What to do: From the listing below, pick out each line with the word "SECURITY".
(begin)
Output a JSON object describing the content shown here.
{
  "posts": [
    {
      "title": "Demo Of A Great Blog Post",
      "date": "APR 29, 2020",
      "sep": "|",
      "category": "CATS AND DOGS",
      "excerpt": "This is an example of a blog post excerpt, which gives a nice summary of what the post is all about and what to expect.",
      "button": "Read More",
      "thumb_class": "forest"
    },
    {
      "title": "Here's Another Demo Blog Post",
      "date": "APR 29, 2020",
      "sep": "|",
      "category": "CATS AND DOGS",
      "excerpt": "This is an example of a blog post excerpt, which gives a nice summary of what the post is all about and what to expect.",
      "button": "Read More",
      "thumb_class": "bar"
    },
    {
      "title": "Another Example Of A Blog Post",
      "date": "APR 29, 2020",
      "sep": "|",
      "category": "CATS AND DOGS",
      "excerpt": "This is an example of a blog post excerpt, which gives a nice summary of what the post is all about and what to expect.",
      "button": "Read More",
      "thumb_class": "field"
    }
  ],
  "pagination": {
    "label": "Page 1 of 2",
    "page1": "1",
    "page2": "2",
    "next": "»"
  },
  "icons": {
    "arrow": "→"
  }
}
(end)
(begin)
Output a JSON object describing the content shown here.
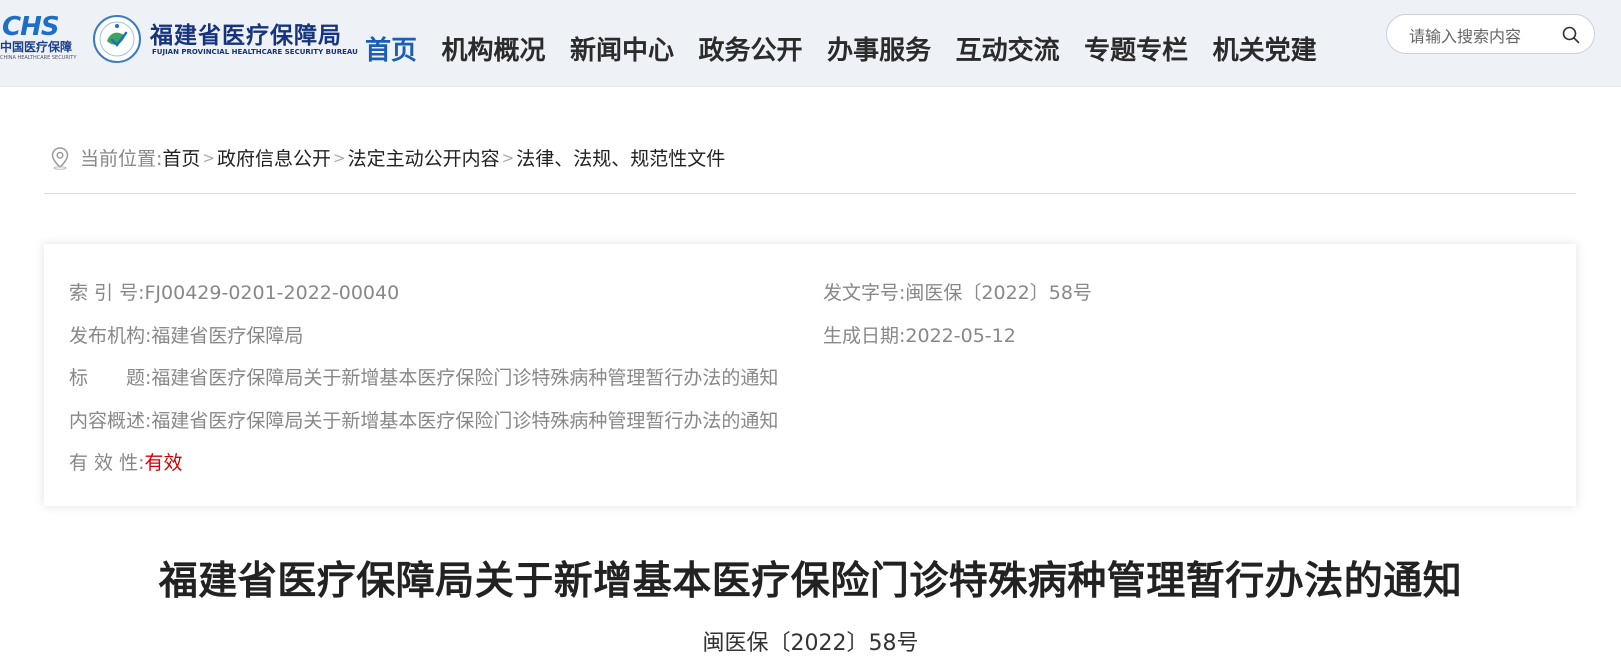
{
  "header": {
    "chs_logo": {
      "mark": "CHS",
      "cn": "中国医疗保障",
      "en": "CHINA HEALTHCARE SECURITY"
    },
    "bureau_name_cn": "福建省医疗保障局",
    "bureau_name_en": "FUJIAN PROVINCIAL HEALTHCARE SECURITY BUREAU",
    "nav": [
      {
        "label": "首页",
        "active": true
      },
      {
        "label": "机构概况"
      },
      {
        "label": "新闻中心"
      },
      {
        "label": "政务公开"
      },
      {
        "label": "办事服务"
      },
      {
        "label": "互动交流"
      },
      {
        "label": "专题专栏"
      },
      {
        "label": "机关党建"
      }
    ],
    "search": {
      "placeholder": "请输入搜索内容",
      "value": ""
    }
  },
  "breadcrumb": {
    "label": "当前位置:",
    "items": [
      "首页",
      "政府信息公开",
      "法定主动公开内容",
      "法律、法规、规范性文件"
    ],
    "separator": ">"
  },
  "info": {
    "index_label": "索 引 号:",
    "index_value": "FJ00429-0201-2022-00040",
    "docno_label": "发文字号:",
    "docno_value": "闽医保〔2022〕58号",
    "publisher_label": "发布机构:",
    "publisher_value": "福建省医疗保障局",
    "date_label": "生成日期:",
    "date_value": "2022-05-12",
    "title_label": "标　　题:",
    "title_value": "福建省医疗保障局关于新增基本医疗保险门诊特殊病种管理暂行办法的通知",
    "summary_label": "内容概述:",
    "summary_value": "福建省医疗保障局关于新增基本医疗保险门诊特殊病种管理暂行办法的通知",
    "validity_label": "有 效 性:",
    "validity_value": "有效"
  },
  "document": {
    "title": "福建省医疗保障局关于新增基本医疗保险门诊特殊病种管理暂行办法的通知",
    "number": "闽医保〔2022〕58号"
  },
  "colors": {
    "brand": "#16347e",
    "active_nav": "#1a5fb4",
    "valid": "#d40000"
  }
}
(end)
Reply to the exercise:
      "en": "CHINA HEALTHCARE SECURITY"
    "bureau_name_en": "FUJIAN PROVINCIAL HEALTHCARE SECURITY BUREAU",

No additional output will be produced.